Begin
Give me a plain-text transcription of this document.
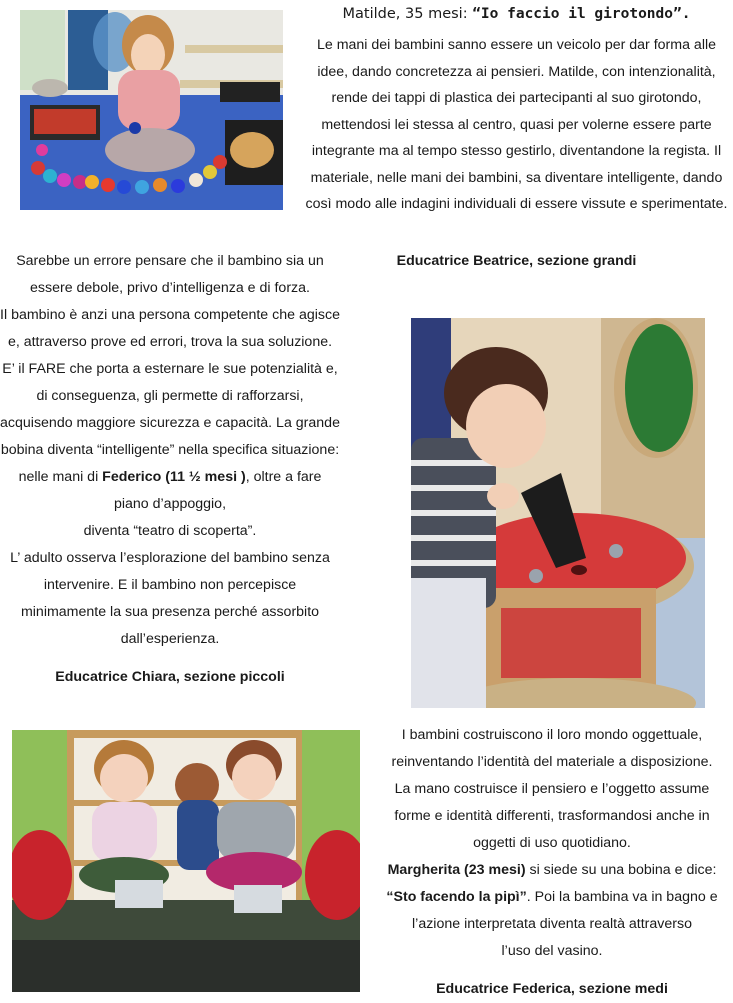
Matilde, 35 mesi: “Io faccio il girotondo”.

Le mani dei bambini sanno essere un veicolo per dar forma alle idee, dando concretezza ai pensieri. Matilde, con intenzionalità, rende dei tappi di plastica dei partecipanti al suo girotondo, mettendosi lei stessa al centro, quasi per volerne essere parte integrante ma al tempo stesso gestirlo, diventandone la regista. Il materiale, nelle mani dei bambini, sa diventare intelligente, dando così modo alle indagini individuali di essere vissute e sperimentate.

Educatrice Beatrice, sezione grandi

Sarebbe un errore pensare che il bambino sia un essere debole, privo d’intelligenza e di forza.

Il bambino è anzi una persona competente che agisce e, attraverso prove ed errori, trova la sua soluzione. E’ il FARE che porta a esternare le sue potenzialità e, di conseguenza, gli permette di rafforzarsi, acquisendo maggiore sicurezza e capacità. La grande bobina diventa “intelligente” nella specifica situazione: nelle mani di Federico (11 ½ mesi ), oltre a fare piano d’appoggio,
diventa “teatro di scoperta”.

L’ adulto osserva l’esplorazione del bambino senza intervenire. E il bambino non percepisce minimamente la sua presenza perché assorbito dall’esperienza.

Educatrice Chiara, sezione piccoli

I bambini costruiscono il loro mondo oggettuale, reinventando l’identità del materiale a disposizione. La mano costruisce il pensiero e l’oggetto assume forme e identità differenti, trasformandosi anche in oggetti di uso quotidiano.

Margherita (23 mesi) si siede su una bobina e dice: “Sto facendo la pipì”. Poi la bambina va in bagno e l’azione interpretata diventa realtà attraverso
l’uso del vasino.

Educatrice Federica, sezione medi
End
Begin
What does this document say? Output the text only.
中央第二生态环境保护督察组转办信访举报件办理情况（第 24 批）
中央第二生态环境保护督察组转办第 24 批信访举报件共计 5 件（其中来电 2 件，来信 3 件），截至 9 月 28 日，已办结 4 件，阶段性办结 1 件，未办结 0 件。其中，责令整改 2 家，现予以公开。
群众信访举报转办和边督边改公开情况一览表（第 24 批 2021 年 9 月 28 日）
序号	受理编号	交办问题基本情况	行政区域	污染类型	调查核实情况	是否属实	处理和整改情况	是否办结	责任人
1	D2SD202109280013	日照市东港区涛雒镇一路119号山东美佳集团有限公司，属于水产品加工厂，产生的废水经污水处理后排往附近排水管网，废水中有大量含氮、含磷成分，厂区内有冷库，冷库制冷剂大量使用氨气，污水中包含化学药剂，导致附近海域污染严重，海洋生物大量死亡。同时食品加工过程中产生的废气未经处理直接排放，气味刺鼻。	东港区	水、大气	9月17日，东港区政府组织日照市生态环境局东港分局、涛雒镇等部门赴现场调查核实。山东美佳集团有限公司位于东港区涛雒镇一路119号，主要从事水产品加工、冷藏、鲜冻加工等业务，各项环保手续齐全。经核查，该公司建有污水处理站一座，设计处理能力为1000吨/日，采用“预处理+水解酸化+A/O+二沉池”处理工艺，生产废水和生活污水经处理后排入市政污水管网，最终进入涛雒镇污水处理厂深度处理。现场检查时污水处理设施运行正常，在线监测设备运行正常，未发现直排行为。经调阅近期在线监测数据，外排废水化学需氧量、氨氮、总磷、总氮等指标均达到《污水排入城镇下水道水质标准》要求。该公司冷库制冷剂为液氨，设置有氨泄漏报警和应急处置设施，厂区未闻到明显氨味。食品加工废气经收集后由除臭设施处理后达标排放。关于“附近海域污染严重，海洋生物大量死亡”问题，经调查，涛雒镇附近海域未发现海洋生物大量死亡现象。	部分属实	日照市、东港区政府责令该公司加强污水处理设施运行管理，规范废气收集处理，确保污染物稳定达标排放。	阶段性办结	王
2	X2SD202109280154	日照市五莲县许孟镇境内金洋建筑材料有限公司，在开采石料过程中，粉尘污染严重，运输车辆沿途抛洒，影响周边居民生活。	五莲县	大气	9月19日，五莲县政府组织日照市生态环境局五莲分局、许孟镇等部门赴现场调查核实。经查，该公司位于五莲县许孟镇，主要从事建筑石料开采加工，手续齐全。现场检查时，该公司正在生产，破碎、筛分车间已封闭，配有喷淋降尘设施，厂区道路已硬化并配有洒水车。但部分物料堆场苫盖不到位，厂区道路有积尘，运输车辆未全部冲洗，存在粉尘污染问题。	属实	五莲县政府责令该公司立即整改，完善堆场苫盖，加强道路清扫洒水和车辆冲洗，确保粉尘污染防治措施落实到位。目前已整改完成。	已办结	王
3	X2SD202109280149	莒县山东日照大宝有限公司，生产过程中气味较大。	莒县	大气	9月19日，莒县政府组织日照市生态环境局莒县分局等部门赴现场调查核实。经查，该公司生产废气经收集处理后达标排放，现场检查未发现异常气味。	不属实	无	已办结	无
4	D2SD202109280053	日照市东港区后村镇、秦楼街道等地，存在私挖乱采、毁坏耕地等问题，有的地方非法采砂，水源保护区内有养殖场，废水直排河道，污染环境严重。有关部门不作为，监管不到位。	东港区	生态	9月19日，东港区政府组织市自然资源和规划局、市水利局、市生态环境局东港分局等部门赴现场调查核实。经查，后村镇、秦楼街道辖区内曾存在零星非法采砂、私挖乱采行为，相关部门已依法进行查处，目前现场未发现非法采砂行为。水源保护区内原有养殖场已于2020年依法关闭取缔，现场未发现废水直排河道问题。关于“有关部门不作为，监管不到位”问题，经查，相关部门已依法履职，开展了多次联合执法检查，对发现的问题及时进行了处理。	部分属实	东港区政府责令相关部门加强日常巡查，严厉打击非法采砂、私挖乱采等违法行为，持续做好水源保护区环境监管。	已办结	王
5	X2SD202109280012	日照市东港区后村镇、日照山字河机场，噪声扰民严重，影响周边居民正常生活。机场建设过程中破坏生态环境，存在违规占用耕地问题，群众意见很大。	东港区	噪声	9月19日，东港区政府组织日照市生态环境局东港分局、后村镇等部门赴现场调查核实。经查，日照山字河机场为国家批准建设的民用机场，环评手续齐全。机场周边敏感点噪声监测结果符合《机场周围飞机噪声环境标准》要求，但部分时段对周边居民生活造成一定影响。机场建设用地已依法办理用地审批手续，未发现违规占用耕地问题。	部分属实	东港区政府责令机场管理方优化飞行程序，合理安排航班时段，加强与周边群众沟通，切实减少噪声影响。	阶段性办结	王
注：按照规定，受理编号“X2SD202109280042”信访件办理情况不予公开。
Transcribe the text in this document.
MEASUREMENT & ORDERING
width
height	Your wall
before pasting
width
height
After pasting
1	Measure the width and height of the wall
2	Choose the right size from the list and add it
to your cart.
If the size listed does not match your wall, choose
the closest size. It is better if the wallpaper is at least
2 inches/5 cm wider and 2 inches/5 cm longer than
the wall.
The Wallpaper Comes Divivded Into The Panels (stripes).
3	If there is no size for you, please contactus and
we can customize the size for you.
End
[Aim of the task]
Look through the entries and find each line that has the string "text". Copy those lines.

[Exercise output]
Give me a plain-text transcription of this document.
What does this document say? Output the text only.
Transcribe the text in this document.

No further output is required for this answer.